## TASK GOAL:
Look through the lines below and state how many hold the word "text". Write only the number.

[Dataset excerpts]

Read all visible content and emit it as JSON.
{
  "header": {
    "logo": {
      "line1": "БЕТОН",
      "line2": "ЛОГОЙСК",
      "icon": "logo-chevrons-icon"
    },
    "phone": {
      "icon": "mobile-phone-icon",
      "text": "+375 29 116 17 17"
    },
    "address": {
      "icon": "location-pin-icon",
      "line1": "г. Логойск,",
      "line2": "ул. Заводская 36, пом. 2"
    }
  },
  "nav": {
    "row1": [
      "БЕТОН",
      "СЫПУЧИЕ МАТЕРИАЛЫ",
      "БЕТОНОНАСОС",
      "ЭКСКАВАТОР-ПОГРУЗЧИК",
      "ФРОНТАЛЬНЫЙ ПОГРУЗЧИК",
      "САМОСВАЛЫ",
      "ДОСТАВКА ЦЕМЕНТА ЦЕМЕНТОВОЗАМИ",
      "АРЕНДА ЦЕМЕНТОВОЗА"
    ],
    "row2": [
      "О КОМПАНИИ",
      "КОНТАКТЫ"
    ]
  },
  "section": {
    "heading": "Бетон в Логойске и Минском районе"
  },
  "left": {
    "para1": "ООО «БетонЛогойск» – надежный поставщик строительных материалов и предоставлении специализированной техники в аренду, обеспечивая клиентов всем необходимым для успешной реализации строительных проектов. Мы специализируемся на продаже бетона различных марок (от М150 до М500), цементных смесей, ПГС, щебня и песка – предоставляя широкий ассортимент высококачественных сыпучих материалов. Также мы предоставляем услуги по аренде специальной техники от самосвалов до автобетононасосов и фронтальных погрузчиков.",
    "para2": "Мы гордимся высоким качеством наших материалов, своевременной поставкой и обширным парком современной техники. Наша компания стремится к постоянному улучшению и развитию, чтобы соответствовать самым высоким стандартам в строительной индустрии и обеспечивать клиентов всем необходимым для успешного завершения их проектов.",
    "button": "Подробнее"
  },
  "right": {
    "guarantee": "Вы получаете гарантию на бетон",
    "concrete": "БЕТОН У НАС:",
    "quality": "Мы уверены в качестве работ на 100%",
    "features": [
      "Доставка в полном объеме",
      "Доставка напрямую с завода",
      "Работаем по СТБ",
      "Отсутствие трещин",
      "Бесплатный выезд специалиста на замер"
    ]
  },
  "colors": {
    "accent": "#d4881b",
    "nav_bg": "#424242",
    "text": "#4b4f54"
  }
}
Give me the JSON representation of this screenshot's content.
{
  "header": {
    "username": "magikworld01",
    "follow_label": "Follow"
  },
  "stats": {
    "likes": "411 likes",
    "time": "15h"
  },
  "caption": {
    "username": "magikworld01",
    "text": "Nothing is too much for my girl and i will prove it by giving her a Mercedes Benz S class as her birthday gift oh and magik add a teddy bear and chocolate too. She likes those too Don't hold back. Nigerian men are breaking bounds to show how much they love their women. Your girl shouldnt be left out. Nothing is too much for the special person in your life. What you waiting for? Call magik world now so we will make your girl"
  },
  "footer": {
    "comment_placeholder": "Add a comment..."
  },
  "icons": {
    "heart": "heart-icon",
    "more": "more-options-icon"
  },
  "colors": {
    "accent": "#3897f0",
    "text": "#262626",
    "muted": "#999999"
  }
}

## RESPONSE BELOW:
4